* **EXERCISE**
Copy every entry exactly.

* **DATA**
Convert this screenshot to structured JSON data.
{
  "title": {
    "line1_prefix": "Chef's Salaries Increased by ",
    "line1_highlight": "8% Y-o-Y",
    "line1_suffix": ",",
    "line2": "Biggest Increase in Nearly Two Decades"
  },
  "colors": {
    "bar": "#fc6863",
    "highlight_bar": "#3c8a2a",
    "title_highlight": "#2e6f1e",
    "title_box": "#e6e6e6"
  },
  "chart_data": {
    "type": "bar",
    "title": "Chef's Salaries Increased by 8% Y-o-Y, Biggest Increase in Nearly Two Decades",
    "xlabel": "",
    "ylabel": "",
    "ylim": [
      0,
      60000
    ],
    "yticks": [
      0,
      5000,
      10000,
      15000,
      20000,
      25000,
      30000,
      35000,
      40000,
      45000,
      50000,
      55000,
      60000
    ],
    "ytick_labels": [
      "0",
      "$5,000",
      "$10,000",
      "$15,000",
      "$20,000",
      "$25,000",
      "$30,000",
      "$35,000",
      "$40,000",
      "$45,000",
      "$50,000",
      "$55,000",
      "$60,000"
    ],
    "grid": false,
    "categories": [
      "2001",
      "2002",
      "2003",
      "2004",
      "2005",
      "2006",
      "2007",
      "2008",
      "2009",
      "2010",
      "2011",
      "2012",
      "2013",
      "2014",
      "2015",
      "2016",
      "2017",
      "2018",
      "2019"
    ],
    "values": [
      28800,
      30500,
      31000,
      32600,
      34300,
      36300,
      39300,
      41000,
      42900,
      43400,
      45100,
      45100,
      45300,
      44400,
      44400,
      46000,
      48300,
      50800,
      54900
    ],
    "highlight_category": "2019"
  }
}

* **OUTPUT**
Convert this screenshot to structured JSON data.
{
  "title": {
    "line1_prefix": "Chef's Salaries Increased by ",
    "line1_highlight": "8% Y-o-Y",
    "line1_suffix": ",",
    "line2": "Biggest Increase in Nearly Two Decades"
  },
  "colors": {
    "bar": "#fc6863",
    "highlight_bar": "#3c8a2a",
    "title_highlight": "#2e6f1e",
    "title_box": "#e6e6e6"
  },
  "chart_data": {
    "type": "bar",
    "title": "Chef's Salaries Increased by 8% Y-o-Y, Biggest Increase in Nearly Two Decades",
    "xlabel": "",
    "ylabel": "",
    "ylim": [
      0,
      60000
    ],
    "yticks": [
      0,
      5000,
      10000,
      15000,
      20000,
      25000,
      30000,
      35000,
      40000,
      45000,
      50000,
      55000,
      60000
    ],
    "ytick_labels": [
      "0",
      "$5,000",
      "$10,000",
      "$15,000",
      "$20,000",
      "$25,000",
      "$30,000",
      "$35,000",
      "$40,000",
      "$45,000",
      "$50,000",
      "$55,000",
      "$60,000"
    ],
    "grid": false,
    "categories": [
      "2001",
      "2002",
      "2003",
      "2004",
      "2005",
      "2006",
      "2007",
      "2008",
      "2009",
      "2010",
      "2011",
      "2012",
      "2013",
      "2014",
      "2015",
      "2016",
      "2017",
      "2018",
      "2019"
    ],
    "values": [
      28800,
      30500,
      31000,
      32600,
      34300,
      36300,
      39300,
      41000,
      42900,
      43400,
      45100,
      45100,
      45300,
      44400,
      44400,
      46000,
      48300,
      50800,
      54900
    ],
    "highlight_category": "2019"
  }
}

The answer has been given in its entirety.